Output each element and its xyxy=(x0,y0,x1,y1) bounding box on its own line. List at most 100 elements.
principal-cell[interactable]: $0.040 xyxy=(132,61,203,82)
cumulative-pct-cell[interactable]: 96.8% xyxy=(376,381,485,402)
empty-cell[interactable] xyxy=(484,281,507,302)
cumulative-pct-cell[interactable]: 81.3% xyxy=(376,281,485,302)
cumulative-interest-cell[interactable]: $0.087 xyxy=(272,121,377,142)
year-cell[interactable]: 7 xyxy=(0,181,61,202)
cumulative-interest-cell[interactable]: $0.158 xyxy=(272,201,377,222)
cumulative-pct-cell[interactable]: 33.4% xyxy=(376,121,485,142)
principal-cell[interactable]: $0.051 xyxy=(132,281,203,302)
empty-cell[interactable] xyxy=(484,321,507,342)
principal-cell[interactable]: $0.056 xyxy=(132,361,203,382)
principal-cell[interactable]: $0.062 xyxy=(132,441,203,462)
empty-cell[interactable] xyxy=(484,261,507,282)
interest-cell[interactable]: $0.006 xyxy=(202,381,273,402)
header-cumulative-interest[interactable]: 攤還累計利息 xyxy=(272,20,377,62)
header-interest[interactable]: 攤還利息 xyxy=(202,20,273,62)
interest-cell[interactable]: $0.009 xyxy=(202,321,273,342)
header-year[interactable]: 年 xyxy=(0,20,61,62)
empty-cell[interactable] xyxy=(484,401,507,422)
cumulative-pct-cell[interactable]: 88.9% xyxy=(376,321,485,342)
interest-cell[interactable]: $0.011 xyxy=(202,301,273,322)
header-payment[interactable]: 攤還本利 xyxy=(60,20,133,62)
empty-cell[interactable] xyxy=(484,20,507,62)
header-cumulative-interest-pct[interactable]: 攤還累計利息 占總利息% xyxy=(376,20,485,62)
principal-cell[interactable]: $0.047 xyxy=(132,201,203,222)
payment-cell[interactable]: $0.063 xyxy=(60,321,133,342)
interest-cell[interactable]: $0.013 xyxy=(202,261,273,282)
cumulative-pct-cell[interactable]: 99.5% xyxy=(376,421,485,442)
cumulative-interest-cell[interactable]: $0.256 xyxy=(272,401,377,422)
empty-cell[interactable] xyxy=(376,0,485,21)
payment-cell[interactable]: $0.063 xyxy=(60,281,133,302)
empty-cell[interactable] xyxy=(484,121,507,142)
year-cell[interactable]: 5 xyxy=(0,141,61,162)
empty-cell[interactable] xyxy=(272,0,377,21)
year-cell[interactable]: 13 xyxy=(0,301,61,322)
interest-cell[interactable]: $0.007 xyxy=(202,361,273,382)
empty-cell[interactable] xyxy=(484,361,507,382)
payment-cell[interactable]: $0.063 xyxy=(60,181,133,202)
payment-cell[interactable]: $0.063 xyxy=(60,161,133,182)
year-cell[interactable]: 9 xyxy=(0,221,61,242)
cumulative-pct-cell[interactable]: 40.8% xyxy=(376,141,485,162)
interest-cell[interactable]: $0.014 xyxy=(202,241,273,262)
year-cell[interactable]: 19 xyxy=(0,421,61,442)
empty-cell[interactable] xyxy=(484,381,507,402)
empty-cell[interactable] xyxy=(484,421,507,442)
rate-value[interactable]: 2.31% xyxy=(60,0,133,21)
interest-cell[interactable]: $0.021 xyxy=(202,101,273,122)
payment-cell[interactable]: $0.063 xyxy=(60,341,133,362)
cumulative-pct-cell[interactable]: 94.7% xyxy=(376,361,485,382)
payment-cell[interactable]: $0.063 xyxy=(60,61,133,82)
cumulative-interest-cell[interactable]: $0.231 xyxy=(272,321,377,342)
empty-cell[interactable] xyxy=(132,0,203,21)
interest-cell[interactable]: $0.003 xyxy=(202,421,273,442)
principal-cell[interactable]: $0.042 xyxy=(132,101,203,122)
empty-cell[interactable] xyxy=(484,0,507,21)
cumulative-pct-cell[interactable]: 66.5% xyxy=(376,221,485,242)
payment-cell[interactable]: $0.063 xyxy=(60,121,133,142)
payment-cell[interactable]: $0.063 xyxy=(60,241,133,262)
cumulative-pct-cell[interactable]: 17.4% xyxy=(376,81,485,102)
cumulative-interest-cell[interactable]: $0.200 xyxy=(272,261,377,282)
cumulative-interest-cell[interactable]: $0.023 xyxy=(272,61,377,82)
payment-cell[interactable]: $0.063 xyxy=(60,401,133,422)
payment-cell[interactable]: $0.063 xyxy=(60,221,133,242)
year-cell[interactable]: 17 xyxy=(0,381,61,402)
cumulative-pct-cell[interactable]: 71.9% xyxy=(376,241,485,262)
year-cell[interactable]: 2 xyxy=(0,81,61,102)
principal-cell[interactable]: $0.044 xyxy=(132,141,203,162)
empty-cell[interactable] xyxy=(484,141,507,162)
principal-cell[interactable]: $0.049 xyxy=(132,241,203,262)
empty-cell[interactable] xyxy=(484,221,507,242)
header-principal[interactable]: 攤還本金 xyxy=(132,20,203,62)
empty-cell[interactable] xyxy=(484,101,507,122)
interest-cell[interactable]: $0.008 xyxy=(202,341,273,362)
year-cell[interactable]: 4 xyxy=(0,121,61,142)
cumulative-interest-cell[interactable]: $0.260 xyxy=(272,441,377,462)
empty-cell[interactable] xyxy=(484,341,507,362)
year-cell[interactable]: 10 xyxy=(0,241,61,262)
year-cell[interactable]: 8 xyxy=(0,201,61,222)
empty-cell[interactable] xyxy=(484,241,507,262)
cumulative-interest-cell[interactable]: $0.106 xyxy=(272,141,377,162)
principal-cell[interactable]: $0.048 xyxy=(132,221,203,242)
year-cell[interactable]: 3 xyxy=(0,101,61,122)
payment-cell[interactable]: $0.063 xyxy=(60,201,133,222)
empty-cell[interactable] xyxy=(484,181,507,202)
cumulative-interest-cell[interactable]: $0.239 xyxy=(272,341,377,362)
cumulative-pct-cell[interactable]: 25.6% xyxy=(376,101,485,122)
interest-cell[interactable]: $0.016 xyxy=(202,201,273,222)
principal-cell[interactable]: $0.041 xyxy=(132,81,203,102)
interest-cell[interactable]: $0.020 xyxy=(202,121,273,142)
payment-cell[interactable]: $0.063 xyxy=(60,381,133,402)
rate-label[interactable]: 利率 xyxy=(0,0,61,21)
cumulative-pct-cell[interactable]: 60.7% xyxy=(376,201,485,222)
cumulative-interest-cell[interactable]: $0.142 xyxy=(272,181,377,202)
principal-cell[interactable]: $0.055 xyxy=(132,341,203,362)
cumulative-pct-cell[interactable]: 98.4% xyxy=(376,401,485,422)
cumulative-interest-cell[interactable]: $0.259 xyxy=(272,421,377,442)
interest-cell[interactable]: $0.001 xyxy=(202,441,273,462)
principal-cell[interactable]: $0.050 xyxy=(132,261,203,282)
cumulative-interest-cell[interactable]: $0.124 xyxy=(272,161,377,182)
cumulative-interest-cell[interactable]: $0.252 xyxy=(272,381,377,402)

• THE TASK
Can you print the listing above again, reproducing every line verbatim?

• FINAL RESULT
Output each element and its xyxy=(x0,y0,x1,y1) bounding box on its own line. List at most 100 elements.
principal-cell[interactable]: $0.040 xyxy=(132,61,203,82)
cumulative-pct-cell[interactable]: 96.8% xyxy=(376,381,485,402)
empty-cell[interactable] xyxy=(484,281,507,302)
cumulative-pct-cell[interactable]: 81.3% xyxy=(376,281,485,302)
cumulative-interest-cell[interactable]: $0.087 xyxy=(272,121,377,142)
year-cell[interactable]: 7 xyxy=(0,181,61,202)
cumulative-interest-cell[interactable]: $0.158 xyxy=(272,201,377,222)
cumulative-pct-cell[interactable]: 33.4% xyxy=(376,121,485,142)
principal-cell[interactable]: $0.051 xyxy=(132,281,203,302)
empty-cell[interactable] xyxy=(484,321,507,342)
principal-cell[interactable]: $0.056 xyxy=(132,361,203,382)
principal-cell[interactable]: $0.062 xyxy=(132,441,203,462)
empty-cell[interactable] xyxy=(484,261,507,282)
interest-cell[interactable]: $0.006 xyxy=(202,381,273,402)
header-cumulative-interest[interactable]: 攤還累計利息 xyxy=(272,20,377,62)
header-interest[interactable]: 攤還利息 xyxy=(202,20,273,62)
interest-cell[interactable]: $0.009 xyxy=(202,321,273,342)
header-year[interactable]: 年 xyxy=(0,20,61,62)
empty-cell[interactable] xyxy=(484,401,507,422)
cumulative-pct-cell[interactable]: 88.9% xyxy=(376,321,485,342)
interest-cell[interactable]: $0.011 xyxy=(202,301,273,322)
header-payment[interactable]: 攤還本利 xyxy=(60,20,133,62)
empty-cell[interactable] xyxy=(484,20,507,62)
header-cumulative-interest-pct[interactable]: 攤還累計利息 占總利息% xyxy=(376,20,485,62)
principal-cell[interactable]: $0.047 xyxy=(132,201,203,222)
payment-cell[interactable]: $0.063 xyxy=(60,321,133,342)
interest-cell[interactable]: $0.013 xyxy=(202,261,273,282)
cumulative-pct-cell[interactable]: 99.5% xyxy=(376,421,485,442)
cumulative-interest-cell[interactable]: $0.256 xyxy=(272,401,377,422)
empty-cell[interactable] xyxy=(376,0,485,21)
payment-cell[interactable]: $0.063 xyxy=(60,281,133,302)
empty-cell[interactable] xyxy=(484,121,507,142)
year-cell[interactable]: 5 xyxy=(0,141,61,162)
empty-cell[interactable] xyxy=(272,0,377,21)
year-cell[interactable]: 13 xyxy=(0,301,61,322)
interest-cell[interactable]: $0.007 xyxy=(202,361,273,382)
empty-cell[interactable] xyxy=(484,361,507,382)
payment-cell[interactable]: $0.063 xyxy=(60,181,133,202)
payment-cell[interactable]: $0.063 xyxy=(60,161,133,182)
year-cell[interactable]: 9 xyxy=(0,221,61,242)
cumulative-pct-cell[interactable]: 40.8% xyxy=(376,141,485,162)
interest-cell[interactable]: $0.014 xyxy=(202,241,273,262)
year-cell[interactable]: 19 xyxy=(0,421,61,442)
empty-cell[interactable] xyxy=(484,381,507,402)
empty-cell[interactable] xyxy=(484,421,507,442)
rate-value[interactable]: 2.31% xyxy=(60,0,133,21)
interest-cell[interactable]: $0.021 xyxy=(202,101,273,122)
payment-cell[interactable]: $0.063 xyxy=(60,341,133,362)
cumulative-pct-cell[interactable]: 94.7% xyxy=(376,361,485,382)
payment-cell[interactable]: $0.063 xyxy=(60,61,133,82)
cumulative-interest-cell[interactable]: $0.231 xyxy=(272,321,377,342)
empty-cell[interactable] xyxy=(132,0,203,21)
interest-cell[interactable]: $0.003 xyxy=(202,421,273,442)
principal-cell[interactable]: $0.042 xyxy=(132,101,203,122)
empty-cell[interactable] xyxy=(484,0,507,21)
cumulative-pct-cell[interactable]: 66.5% xyxy=(376,221,485,242)
payment-cell[interactable]: $0.063 xyxy=(60,121,133,142)
payment-cell[interactable]: $0.063 xyxy=(60,241,133,262)
cumulative-pct-cell[interactable]: 17.4% xyxy=(376,81,485,102)
cumulative-interest-cell[interactable]: $0.200 xyxy=(272,261,377,282)
cumulative-interest-cell[interactable]: $0.023 xyxy=(272,61,377,82)
payment-cell[interactable]: $0.063 xyxy=(60,401,133,422)
payment-cell[interactable]: $0.063 xyxy=(60,221,133,242)
year-cell[interactable]: 17 xyxy=(0,381,61,402)
cumulative-pct-cell[interactable]: 71.9% xyxy=(376,241,485,262)
year-cell[interactable]: 2 xyxy=(0,81,61,102)
principal-cell[interactable]: $0.044 xyxy=(132,141,203,162)
empty-cell[interactable] xyxy=(484,141,507,162)
principal-cell[interactable]: $0.049 xyxy=(132,241,203,262)
empty-cell[interactable] xyxy=(484,221,507,242)
header-principal[interactable]: 攤還本金 xyxy=(132,20,203,62)
empty-cell[interactable] xyxy=(484,101,507,122)
interest-cell[interactable]: $0.008 xyxy=(202,341,273,362)
year-cell[interactable]: 4 xyxy=(0,121,61,142)
cumulative-interest-cell[interactable]: $0.260 xyxy=(272,441,377,462)
empty-cell[interactable] xyxy=(484,341,507,362)
year-cell[interactable]: 10 xyxy=(0,241,61,262)
year-cell[interactable]: 8 xyxy=(0,201,61,222)
empty-cell[interactable] xyxy=(484,241,507,262)
cumulative-interest-cell[interactable]: $0.106 xyxy=(272,141,377,162)
principal-cell[interactable]: $0.048 xyxy=(132,221,203,242)
year-cell[interactable]: 3 xyxy=(0,101,61,122)
payment-cell[interactable]: $0.063 xyxy=(60,201,133,222)
empty-cell[interactable] xyxy=(484,181,507,202)
cumulative-interest-cell[interactable]: $0.239 xyxy=(272,341,377,362)
cumulative-pct-cell[interactable]: 25.6% xyxy=(376,101,485,122)
interest-cell[interactable]: $0.016 xyxy=(202,201,273,222)
principal-cell[interactable]: $0.041 xyxy=(132,81,203,102)
interest-cell[interactable]: $0.020 xyxy=(202,121,273,142)
payment-cell[interactable]: $0.063 xyxy=(60,381,133,402)
rate-label[interactable]: 利率 xyxy=(0,0,61,21)
cumulative-pct-cell[interactable]: 60.7% xyxy=(376,201,485,222)
cumulative-interest-cell[interactable]: $0.142 xyxy=(272,181,377,202)
principal-cell[interactable]: $0.055 xyxy=(132,341,203,362)
cumulative-pct-cell[interactable]: 98.4% xyxy=(376,401,485,422)
cumulative-interest-cell[interactable]: $0.259 xyxy=(272,421,377,442)
interest-cell[interactable]: $0.001 xyxy=(202,441,273,462)
principal-cell[interactable]: $0.050 xyxy=(132,261,203,282)
cumulative-interest-cell[interactable]: $0.124 xyxy=(272,161,377,182)
cumulative-interest-cell[interactable]: $0.252 xyxy=(272,381,377,402)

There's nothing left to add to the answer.